(Layout annotation data)
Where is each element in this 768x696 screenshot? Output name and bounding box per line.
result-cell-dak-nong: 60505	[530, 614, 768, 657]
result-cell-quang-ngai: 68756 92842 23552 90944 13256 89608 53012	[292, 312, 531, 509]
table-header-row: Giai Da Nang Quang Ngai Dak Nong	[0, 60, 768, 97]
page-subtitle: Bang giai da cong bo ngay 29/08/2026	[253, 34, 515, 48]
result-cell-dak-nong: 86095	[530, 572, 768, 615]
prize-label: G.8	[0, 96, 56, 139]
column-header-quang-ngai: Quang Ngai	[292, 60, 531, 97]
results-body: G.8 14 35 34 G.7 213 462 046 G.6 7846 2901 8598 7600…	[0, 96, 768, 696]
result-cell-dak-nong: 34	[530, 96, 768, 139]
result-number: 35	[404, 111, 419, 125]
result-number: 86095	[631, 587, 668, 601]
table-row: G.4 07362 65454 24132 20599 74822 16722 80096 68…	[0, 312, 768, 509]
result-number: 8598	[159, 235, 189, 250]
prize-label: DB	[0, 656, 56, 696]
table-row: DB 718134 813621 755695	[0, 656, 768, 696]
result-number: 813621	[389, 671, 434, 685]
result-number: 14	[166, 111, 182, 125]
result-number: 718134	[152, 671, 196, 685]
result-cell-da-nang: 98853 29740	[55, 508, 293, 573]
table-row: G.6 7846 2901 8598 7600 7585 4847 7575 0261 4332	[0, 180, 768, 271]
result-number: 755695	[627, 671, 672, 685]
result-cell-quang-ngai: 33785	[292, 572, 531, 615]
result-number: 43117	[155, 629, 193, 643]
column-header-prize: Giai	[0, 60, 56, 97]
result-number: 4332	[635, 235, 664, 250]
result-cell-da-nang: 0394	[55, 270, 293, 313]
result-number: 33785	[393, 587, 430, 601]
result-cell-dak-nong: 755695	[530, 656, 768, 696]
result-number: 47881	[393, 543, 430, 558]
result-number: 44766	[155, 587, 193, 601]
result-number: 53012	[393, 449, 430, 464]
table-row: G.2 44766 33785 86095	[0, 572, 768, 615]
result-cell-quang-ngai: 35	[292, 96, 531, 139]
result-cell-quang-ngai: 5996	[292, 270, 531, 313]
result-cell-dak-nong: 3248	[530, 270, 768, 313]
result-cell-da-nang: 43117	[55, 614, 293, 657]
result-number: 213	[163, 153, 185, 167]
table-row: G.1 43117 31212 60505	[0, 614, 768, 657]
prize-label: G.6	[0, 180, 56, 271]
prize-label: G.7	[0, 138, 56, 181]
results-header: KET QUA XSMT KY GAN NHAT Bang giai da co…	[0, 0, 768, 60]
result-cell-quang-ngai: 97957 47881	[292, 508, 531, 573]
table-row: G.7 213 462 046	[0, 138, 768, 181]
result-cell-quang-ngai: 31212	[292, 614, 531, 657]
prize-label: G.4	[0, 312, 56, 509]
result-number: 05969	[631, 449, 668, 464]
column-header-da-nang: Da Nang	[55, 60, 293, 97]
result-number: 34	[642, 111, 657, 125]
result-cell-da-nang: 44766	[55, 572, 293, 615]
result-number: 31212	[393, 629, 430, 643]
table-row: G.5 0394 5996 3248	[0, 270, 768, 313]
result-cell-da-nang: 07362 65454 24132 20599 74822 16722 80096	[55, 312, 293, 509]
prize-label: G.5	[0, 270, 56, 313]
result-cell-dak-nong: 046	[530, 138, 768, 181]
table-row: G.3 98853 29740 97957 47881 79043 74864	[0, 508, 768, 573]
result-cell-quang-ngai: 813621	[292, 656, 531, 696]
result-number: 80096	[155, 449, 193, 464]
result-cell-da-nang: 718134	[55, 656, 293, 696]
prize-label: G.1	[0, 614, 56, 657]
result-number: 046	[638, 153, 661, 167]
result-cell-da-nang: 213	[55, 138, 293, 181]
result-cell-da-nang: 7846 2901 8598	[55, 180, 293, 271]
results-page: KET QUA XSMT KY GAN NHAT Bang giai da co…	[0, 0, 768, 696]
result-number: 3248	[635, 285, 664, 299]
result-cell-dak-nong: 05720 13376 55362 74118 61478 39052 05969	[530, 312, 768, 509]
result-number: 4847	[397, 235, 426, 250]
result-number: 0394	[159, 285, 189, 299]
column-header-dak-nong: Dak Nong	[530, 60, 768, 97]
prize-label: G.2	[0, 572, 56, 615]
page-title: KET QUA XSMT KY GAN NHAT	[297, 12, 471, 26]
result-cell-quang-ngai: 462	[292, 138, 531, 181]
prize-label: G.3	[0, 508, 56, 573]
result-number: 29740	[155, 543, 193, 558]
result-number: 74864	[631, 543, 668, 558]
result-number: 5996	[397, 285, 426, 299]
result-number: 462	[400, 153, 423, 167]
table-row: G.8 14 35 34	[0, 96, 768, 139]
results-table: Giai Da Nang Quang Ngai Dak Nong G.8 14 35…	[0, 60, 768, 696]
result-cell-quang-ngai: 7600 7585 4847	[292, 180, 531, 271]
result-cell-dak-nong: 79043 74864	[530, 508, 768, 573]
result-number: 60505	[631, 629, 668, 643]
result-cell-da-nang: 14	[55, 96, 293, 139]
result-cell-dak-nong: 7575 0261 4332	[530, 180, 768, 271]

■ EXERCISE REQUIREMENTS: Rewrite all of the lines above, putting "prize-number" wherever "result-number" appears and leaving everything else unchanged.

■ SOLUTION TO THE PROBLEM:
Where is each element in this 768x696 screenshot? Output name and bounding box per line.
result-cell-dak-nong: 60505	[530, 614, 768, 657]
result-cell-quang-ngai: 68756 92842 23552 90944 13256 89608 53012	[292, 312, 531, 509]
table-header-row: Giai Da Nang Quang Ngai Dak Nong	[0, 60, 768, 97]
page-subtitle: Bang giai da cong bo ngay 29/08/2026	[253, 34, 515, 48]
result-cell-dak-nong: 86095	[530, 572, 768, 615]
prize-label: G.8	[0, 96, 56, 139]
column-header-quang-ngai: Quang Ngai	[292, 60, 531, 97]
results-body: G.8 14 35 34 G.7 213 462 046 G.6 7846 2901 8598 7600…	[0, 96, 768, 696]
result-cell-dak-nong: 34	[530, 96, 768, 139]
prize-number: 35	[404, 111, 419, 125]
prize-number: 86095	[631, 587, 668, 601]
table-row: G.4 07362 65454 24132 20599 74822 16722 80096 68…	[0, 312, 768, 509]
prize-number: 8598	[159, 235, 189, 250]
prize-label: DB	[0, 656, 56, 696]
table-row: DB 718134 813621 755695	[0, 656, 768, 696]
prize-number: 813621	[389, 671, 434, 685]
prize-number: 14	[166, 111, 182, 125]
prize-number: 718134	[152, 671, 196, 685]
result-cell-da-nang: 98853 29740	[55, 508, 293, 573]
table-row: G.6 7846 2901 8598 7600 7585 4847 7575 0261 4332	[0, 180, 768, 271]
prize-number: 755695	[627, 671, 672, 685]
result-cell-quang-ngai: 33785	[292, 572, 531, 615]
prize-number: 43117	[155, 629, 193, 643]
column-header-prize: Giai	[0, 60, 56, 97]
prize-number: 4332	[635, 235, 664, 250]
result-cell-da-nang: 0394	[55, 270, 293, 313]
prize-number: 33785	[393, 587, 430, 601]
result-cell-dak-nong: 755695	[530, 656, 768, 696]
prize-number: 47881	[393, 543, 430, 558]
prize-number: 44766	[155, 587, 193, 601]
prize-number: 53012	[393, 449, 430, 464]
table-row: G.2 44766 33785 86095	[0, 572, 768, 615]
result-cell-quang-ngai: 35	[292, 96, 531, 139]
result-cell-quang-ngai: 5996	[292, 270, 531, 313]
result-cell-dak-nong: 3248	[530, 270, 768, 313]
result-cell-da-nang: 43117	[55, 614, 293, 657]
prize-number: 213	[163, 153, 185, 167]
table-row: G.1 43117 31212 60505	[0, 614, 768, 657]
prize-label: G.6	[0, 180, 56, 271]
prize-label: G.7	[0, 138, 56, 181]
results-header: KET QUA XSMT KY GAN NHAT Bang giai da co…	[0, 0, 768, 60]
result-cell-quang-ngai: 97957 47881	[292, 508, 531, 573]
table-row: G.7 213 462 046	[0, 138, 768, 181]
result-cell-quang-ngai: 31212	[292, 614, 531, 657]
prize-label: G.4	[0, 312, 56, 509]
prize-number: 05969	[631, 449, 668, 464]
column-header-da-nang: Da Nang	[55, 60, 293, 97]
prize-number: 34	[642, 111, 657, 125]
result-cell-da-nang: 44766	[55, 572, 293, 615]
prize-number: 31212	[393, 629, 430, 643]
table-row: G.5 0394 5996 3248	[0, 270, 768, 313]
result-cell-da-nang: 07362 65454 24132 20599 74822 16722 80096	[55, 312, 293, 509]
prize-label: G.5	[0, 270, 56, 313]
result-cell-dak-nong: 046	[530, 138, 768, 181]
table-row: G.3 98853 29740 97957 47881 79043 74864	[0, 508, 768, 573]
result-cell-quang-ngai: 813621	[292, 656, 531, 696]
prize-number: 80096	[155, 449, 193, 464]
result-cell-da-nang: 718134	[55, 656, 293, 696]
prize-label: G.1	[0, 614, 56, 657]
prize-number: 046	[638, 153, 661, 167]
result-cell-da-nang: 213	[55, 138, 293, 181]
result-cell-da-nang: 7846 2901 8598	[55, 180, 293, 271]
results-page: KET QUA XSMT KY GAN NHAT Bang giai da co…	[0, 0, 768, 696]
prize-number: 3248	[635, 285, 664, 299]
result-cell-dak-nong: 05720 13376 55362 74118 61478 39052 05969	[530, 312, 768, 509]
prize-number: 4847	[397, 235, 426, 250]
prize-number: 0394	[159, 285, 189, 299]
column-header-dak-nong: Dak Nong	[530, 60, 768, 97]
prize-label: G.2	[0, 572, 56, 615]
page-title: KET QUA XSMT KY GAN NHAT	[297, 12, 471, 26]
result-cell-quang-ngai: 462	[292, 138, 531, 181]
prize-label: G.3	[0, 508, 56, 573]
prize-number: 29740	[155, 543, 193, 558]
prize-number: 74864	[631, 543, 668, 558]
prize-number: 5996	[397, 285, 426, 299]
prize-number: 462	[400, 153, 423, 167]
table-row: G.8 14 35 34	[0, 96, 768, 139]
results-table: Giai Da Nang Quang Ngai Dak Nong G.8 14 35…	[0, 60, 768, 696]
result-cell-quang-ngai: 7600 7585 4847	[292, 180, 531, 271]
result-cell-dak-nong: 79043 74864	[530, 508, 768, 573]
prize-number: 60505	[631, 629, 668, 643]
result-cell-da-nang: 14	[55, 96, 293, 139]
result-cell-dak-nong: 7575 0261 4332	[530, 180, 768, 271]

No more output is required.